WORK TO COMPLETE –
Print all entries precisely as they are written.

>> begin DATA TO PROCESS

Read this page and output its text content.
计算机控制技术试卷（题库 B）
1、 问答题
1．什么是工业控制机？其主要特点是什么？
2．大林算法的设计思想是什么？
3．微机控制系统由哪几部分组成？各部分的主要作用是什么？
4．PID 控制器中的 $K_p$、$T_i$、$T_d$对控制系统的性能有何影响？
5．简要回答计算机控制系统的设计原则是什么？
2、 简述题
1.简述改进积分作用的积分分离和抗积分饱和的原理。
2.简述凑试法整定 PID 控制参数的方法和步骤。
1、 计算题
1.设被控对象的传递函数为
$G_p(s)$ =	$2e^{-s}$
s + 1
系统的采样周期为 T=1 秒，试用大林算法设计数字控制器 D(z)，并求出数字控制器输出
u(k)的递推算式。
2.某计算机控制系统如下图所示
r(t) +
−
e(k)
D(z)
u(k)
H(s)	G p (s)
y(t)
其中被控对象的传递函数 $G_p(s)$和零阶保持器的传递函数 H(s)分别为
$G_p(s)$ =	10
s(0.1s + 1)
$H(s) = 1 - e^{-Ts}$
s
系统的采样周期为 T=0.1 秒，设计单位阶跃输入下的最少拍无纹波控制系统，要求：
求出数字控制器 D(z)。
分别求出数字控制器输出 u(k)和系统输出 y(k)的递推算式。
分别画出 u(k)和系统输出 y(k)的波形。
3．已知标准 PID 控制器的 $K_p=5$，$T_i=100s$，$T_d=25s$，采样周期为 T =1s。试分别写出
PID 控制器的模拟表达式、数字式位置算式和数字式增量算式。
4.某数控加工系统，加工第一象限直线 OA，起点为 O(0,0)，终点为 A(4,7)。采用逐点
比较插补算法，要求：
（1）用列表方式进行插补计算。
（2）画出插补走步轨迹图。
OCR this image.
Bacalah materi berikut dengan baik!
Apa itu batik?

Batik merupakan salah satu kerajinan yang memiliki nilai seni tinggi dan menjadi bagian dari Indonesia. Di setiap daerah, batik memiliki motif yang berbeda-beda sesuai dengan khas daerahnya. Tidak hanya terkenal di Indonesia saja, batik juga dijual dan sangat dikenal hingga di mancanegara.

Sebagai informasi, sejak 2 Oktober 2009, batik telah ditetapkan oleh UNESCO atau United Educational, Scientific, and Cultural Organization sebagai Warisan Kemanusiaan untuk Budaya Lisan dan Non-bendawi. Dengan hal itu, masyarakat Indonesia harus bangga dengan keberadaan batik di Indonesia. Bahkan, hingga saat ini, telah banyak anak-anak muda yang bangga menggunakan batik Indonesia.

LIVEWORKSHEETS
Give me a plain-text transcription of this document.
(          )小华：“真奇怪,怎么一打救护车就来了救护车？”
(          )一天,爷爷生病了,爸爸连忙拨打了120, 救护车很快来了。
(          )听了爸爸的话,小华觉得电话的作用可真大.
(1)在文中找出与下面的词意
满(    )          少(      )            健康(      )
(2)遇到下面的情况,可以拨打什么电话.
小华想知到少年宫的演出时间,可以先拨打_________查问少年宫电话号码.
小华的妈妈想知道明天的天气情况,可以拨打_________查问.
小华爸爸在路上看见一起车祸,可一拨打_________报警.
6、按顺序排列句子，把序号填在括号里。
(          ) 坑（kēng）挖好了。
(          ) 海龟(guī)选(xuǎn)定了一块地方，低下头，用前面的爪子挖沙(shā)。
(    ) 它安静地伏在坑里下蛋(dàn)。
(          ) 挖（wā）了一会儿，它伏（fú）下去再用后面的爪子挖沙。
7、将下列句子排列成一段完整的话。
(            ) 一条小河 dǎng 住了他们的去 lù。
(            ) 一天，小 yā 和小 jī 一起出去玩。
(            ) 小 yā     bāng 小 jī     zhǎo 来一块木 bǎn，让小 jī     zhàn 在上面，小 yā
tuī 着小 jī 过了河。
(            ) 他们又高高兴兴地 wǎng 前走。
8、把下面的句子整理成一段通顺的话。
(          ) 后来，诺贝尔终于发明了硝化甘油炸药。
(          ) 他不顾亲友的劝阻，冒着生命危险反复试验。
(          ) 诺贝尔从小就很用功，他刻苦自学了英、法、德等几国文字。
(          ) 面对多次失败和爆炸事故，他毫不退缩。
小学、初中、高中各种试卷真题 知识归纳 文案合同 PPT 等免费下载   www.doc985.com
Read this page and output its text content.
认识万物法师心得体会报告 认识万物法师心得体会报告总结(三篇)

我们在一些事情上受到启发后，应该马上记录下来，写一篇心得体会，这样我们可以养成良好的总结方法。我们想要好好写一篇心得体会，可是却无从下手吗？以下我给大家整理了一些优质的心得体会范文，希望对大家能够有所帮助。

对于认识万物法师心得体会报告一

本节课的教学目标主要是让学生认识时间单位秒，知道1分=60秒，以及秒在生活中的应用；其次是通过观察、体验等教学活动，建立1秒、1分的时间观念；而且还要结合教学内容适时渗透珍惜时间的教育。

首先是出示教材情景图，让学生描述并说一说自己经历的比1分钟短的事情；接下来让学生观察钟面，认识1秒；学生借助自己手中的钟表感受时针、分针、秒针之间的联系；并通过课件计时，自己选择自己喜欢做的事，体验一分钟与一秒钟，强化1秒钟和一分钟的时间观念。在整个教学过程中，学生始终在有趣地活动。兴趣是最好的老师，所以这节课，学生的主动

>> end DATA TO PROCESS

EXERCISE ANSWER –
Read this page and output its text content.
计算机控制技术试卷（题库 B）
1、 问答题
1．什么是工业控制机？其主要特点是什么？
2．大林算法的设计思想是什么？
3．微机控制系统由哪几部分组成？各部分的主要作用是什么？
4．PID 控制器中的 $K_p$、$T_i$、$T_d$对控制系统的性能有何影响？
5．简要回答计算机控制系统的设计原则是什么？
2、 简述题
1.简述改进积分作用的积分分离和抗积分饱和的原理。
2.简述凑试法整定 PID 控制参数的方法和步骤。
1、 计算题
1.设被控对象的传递函数为
$G_p(s)$ =	$2e^{-s}$
s + 1
系统的采样周期为 T=1 秒，试用大林算法设计数字控制器 D(z)，并求出数字控制器输出
u(k)的递推算式。
2.某计算机控制系统如下图所示
r(t) +
−
e(k)
D(z)
u(k)
H(s)	G p (s)
y(t)
其中被控对象的传递函数 $G_p(s)$和零阶保持器的传递函数 H(s)分别为
$G_p(s)$ =	10
s(0.1s + 1)
$H(s) = 1 - e^{-Ts}$
s
系统的采样周期为 T=0.1 秒，设计单位阶跃输入下的最少拍无纹波控制系统，要求：
求出数字控制器 D(z)。
分别求出数字控制器输出 u(k)和系统输出 y(k)的递推算式。
分别画出 u(k)和系统输出 y(k)的波形。
3．已知标准 PID 控制器的 $K_p=5$，$T_i=100s$，$T_d=25s$，采样周期为 T =1s。试分别写出
PID 控制器的模拟表达式、数字式位置算式和数字式增量算式。
4.某数控加工系统，加工第一象限直线 OA，起点为 O(0,0)，终点为 A(4,7)。采用逐点
比较插补算法，要求：
（1）用列表方式进行插补计算。
（2）画出插补走步轨迹图。
OCR this image.
Bacalah materi berikut dengan baik!
Apa itu batik?

Batik merupakan salah satu kerajinan yang memiliki nilai seni tinggi dan menjadi bagian dari Indonesia. Di setiap daerah, batik memiliki motif yang berbeda-beda sesuai dengan khas daerahnya. Tidak hanya terkenal di Indonesia saja, batik juga dijual dan sangat dikenal hingga di mancanegara.

Sebagai informasi, sejak 2 Oktober 2009, batik telah ditetapkan oleh UNESCO atau United Educational, Scientific, and Cultural Organization sebagai Warisan Kemanusiaan untuk Budaya Lisan dan Non-bendawi. Dengan hal itu, masyarakat Indonesia harus bangga dengan keberadaan batik di Indonesia. Bahkan, hingga saat ini, telah banyak anak-anak muda yang bangga menggunakan batik Indonesia.

LIVEWORKSHEETS
Give me a plain-text transcription of this document.
(          )小华：“真奇怪,怎么一打救护车就来了救护车？”
(          )一天,爷爷生病了,爸爸连忙拨打了120, 救护车很快来了。
(          )听了爸爸的话,小华觉得电话的作用可真大.
(1)在文中找出与下面的词意
满(    )          少(      )            健康(      )
(2)遇到下面的情况,可以拨打什么电话.
小华想知到少年宫的演出时间,可以先拨打_________查问少年宫电话号码.
小华的妈妈想知道明天的天气情况,可以拨打_________查问.
小华爸爸在路上看见一起车祸,可一拨打_________报警.
6、按顺序排列句子，把序号填在括号里。
(          ) 坑（kēng）挖好了。
(          ) 海龟(guī)选(xuǎn)定了一块地方，低下头，用前面的爪子挖沙(shā)。
(    ) 它安静地伏在坑里下蛋(dàn)。
(          ) 挖（wā）了一会儿，它伏（fú）下去再用后面的爪子挖沙。
7、将下列句子排列成一段完整的话。
(            ) 一条小河 dǎng 住了他们的去 lù。
(            ) 一天，小 yā 和小 jī 一起出去玩。
(            ) 小 yā     bāng 小 jī     zhǎo 来一块木 bǎn，让小 jī     zhàn 在上面，小 yā
tuī 着小 jī 过了河。
(            ) 他们又高高兴兴地 wǎng 前走。
8、把下面的句子整理成一段通顺的话。
(          ) 后来，诺贝尔终于发明了硝化甘油炸药。
(          ) 他不顾亲友的劝阻，冒着生命危险反复试验。
(          ) 诺贝尔从小就很用功，他刻苦自学了英、法、德等几国文字。
(          ) 面对多次失败和爆炸事故，他毫不退缩。
小学、初中、高中各种试卷真题 知识归纳 文案合同 PPT 等免费下载   www.doc985.com
Read this page and output its text content.
认识万物法师心得体会报告 认识万物法师心得体会报告总结(三篇)

我们在一些事情上受到启发后，应该马上记录下来，写一篇心得体会，这样我们可以养成良好的总结方法。我们想要好好写一篇心得体会，可是却无从下手吗？以下我给大家整理了一些优质的心得体会范文，希望对大家能够有所帮助。

对于认识万物法师心得体会报告一

本节课的教学目标主要是让学生认识时间单位秒，知道1分=60秒，以及秒在生活中的应用；其次是通过观察、体验等教学活动，建立1秒、1分的时间观念；而且还要结合教学内容适时渗透珍惜时间的教育。

首先是出示教材情景图，让学生描述并说一说自己经历的比1分钟短的事情；接下来让学生观察钟面，认识1秒；学生借助自己手中的钟表感受时针、分针、秒针之间的联系；并通过课件计时，自己选择自己喜欢做的事，体验一分钟与一秒钟，强化1秒钟和一分钟的时间观念。在整个教学过程中，学生始终在有趣地活动。兴趣是最好的老师，所以这节课，学生的主动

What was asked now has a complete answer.